— START Excerpted data —
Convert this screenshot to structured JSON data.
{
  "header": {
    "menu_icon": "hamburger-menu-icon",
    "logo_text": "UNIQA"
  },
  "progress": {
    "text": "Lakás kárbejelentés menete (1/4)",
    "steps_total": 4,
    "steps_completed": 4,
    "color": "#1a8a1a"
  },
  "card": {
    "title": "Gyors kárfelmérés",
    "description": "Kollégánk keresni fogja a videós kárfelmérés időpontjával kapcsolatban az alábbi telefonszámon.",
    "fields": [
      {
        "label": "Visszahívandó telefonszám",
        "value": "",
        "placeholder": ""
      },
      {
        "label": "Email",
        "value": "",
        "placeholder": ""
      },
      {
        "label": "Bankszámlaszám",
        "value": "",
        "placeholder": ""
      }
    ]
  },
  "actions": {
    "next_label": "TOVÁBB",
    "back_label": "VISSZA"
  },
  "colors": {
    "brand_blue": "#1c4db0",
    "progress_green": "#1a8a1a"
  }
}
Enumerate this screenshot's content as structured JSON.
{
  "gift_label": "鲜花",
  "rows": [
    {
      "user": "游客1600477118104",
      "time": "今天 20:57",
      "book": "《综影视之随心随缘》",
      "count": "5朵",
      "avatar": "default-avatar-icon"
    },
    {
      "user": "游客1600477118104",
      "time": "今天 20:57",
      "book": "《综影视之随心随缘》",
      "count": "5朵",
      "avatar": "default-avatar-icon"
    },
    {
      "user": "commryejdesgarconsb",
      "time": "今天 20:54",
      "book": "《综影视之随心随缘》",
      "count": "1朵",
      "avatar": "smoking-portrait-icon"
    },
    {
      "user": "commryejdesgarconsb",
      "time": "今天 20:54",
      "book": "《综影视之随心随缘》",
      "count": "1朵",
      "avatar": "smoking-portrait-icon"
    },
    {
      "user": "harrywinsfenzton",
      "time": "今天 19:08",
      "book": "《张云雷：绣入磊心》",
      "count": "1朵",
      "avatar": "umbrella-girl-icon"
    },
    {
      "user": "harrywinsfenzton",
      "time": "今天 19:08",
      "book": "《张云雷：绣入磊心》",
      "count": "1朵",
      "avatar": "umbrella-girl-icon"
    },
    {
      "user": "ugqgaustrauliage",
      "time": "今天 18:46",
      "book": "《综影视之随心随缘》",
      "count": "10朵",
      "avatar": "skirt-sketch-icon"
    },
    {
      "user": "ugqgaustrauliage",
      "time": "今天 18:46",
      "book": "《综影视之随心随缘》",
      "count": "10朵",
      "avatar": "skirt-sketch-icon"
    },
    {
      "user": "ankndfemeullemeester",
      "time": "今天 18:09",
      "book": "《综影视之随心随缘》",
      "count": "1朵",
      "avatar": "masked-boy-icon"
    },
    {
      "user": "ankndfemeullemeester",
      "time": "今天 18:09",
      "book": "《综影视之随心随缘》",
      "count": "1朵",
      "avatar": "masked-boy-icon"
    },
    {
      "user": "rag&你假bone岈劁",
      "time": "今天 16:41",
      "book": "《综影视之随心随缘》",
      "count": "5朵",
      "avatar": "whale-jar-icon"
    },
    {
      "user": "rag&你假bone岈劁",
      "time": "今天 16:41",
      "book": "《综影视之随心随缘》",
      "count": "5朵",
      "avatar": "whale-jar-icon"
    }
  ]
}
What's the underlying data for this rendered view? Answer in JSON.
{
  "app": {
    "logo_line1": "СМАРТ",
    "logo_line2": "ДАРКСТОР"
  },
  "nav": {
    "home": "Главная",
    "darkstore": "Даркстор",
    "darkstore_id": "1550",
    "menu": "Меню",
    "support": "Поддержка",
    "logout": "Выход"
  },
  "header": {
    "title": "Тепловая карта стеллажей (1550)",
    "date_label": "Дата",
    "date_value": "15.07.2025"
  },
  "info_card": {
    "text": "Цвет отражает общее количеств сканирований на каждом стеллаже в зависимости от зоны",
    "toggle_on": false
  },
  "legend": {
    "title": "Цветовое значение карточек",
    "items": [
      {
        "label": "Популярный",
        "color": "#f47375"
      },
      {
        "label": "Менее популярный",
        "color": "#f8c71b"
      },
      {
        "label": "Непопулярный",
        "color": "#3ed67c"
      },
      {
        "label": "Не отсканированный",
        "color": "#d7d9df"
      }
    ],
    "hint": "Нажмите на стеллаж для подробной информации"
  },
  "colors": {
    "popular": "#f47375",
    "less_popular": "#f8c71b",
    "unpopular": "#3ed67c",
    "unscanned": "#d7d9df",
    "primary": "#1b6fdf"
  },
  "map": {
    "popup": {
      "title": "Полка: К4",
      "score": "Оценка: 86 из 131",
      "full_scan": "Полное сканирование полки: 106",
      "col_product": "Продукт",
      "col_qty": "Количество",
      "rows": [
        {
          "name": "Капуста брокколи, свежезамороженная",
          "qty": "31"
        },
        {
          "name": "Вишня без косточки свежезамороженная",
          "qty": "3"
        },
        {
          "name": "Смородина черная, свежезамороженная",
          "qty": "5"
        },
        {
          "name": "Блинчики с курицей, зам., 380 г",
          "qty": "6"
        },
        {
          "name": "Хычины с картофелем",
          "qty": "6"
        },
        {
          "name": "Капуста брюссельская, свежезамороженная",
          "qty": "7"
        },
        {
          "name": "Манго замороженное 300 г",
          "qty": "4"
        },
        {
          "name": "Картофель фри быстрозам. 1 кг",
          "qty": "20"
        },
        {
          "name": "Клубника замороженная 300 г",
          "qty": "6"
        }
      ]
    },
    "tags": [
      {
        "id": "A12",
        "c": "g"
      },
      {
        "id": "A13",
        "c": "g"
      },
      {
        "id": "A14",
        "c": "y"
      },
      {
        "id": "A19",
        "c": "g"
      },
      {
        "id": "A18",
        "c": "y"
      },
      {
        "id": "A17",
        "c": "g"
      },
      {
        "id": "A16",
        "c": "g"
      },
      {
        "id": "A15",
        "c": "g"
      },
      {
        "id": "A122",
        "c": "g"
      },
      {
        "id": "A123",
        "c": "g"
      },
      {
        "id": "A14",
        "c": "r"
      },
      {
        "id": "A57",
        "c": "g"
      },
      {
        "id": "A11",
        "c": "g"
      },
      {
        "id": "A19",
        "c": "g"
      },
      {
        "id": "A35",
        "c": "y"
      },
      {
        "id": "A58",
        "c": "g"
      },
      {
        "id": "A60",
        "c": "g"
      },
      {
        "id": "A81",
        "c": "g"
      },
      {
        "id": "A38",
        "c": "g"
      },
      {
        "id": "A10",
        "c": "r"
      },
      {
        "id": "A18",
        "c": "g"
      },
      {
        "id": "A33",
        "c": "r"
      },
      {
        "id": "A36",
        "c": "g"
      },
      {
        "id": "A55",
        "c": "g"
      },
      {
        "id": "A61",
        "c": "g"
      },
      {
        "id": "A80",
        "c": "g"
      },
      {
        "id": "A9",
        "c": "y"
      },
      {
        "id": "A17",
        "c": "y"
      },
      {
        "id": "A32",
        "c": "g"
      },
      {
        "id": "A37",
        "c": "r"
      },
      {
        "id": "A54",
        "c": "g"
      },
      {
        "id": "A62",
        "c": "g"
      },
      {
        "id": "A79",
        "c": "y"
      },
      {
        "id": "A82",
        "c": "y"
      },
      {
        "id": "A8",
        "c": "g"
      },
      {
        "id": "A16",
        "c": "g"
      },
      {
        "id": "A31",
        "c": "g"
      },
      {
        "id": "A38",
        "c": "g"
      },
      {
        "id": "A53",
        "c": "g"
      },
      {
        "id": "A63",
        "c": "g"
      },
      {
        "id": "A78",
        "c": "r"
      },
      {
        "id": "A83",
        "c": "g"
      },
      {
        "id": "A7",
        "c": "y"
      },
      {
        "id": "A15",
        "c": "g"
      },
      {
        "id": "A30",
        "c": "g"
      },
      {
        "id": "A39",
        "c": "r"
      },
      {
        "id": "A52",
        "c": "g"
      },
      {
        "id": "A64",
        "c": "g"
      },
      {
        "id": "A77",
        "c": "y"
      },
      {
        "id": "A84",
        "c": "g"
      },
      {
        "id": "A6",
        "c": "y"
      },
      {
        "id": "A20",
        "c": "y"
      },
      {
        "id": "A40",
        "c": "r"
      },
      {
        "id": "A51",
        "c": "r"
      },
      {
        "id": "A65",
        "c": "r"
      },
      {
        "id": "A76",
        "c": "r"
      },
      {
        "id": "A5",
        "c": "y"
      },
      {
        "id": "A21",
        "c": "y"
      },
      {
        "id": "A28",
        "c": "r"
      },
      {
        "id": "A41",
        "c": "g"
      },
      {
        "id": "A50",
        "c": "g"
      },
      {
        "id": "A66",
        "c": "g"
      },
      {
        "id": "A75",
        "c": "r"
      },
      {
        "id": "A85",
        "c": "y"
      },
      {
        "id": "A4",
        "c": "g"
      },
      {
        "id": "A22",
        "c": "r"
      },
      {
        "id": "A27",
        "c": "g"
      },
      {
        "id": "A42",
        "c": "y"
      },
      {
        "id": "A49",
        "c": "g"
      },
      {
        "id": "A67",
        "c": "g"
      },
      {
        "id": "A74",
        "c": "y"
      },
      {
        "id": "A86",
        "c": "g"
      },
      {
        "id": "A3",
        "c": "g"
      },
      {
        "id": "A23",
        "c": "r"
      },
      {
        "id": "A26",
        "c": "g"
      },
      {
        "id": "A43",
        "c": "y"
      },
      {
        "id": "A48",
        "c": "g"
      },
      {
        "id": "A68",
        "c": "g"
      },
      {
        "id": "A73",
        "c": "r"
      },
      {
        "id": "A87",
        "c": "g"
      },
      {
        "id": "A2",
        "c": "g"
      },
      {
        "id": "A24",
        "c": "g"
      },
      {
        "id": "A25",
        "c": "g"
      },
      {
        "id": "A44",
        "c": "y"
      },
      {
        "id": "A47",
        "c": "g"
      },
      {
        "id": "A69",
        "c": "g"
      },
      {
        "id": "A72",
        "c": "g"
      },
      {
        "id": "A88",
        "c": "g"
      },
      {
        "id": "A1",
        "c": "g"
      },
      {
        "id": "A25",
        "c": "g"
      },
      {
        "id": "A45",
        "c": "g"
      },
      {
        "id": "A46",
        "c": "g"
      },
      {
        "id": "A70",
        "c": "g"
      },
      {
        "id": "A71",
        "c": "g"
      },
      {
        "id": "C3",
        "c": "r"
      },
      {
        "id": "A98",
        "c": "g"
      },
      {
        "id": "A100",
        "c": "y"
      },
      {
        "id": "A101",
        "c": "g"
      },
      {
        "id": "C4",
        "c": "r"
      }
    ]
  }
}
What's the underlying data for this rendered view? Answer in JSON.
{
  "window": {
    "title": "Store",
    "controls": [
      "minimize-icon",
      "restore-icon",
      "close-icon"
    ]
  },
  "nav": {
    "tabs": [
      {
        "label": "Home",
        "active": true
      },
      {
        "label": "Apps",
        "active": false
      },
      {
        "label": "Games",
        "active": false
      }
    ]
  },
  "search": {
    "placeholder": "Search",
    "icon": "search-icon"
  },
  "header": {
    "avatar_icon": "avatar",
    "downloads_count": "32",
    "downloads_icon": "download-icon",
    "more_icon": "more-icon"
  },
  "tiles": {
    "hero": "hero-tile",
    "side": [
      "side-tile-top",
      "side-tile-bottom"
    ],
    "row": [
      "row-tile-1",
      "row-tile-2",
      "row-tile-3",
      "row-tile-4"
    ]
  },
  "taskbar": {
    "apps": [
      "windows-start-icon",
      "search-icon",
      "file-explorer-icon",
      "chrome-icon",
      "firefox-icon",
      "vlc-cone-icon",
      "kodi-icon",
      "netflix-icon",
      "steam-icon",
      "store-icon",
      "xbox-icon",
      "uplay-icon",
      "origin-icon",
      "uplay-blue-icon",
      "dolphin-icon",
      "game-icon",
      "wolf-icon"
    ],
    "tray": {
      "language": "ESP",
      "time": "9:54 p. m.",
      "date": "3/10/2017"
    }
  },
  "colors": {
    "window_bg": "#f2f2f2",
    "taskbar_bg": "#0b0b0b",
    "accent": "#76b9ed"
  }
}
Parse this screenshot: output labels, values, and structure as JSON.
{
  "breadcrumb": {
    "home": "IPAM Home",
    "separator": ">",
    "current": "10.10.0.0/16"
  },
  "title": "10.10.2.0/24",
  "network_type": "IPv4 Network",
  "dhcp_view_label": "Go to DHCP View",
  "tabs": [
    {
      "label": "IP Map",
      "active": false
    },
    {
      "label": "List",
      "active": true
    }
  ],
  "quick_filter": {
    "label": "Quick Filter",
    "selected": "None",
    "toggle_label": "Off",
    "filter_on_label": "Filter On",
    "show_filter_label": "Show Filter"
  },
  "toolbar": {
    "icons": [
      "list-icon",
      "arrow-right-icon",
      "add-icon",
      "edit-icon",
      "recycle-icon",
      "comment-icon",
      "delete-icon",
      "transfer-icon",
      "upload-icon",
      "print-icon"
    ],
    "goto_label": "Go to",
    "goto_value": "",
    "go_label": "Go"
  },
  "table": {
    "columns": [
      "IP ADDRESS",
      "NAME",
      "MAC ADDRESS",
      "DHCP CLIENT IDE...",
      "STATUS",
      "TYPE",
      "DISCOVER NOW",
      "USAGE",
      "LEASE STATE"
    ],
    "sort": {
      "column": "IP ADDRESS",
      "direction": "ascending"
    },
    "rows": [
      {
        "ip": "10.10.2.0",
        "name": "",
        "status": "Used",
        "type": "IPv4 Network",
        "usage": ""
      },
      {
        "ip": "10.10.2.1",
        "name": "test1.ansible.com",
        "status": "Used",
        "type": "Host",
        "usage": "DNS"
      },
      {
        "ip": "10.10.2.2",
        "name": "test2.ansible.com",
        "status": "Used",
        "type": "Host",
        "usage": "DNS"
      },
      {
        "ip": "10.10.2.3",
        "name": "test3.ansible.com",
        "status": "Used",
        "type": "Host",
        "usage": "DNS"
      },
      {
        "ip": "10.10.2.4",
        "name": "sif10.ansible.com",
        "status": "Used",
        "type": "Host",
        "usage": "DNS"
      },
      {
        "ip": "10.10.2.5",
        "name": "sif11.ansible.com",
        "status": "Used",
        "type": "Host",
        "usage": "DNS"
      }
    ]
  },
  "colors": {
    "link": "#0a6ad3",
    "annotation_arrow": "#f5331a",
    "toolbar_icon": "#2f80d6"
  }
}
— END Excerpted data —
▶ **Problem description**: Copy every line of the listing that contains the word "active".

▶ **Written solution**:
        "active": true
        "active": false
        "active": false
      "active": false
      "active": true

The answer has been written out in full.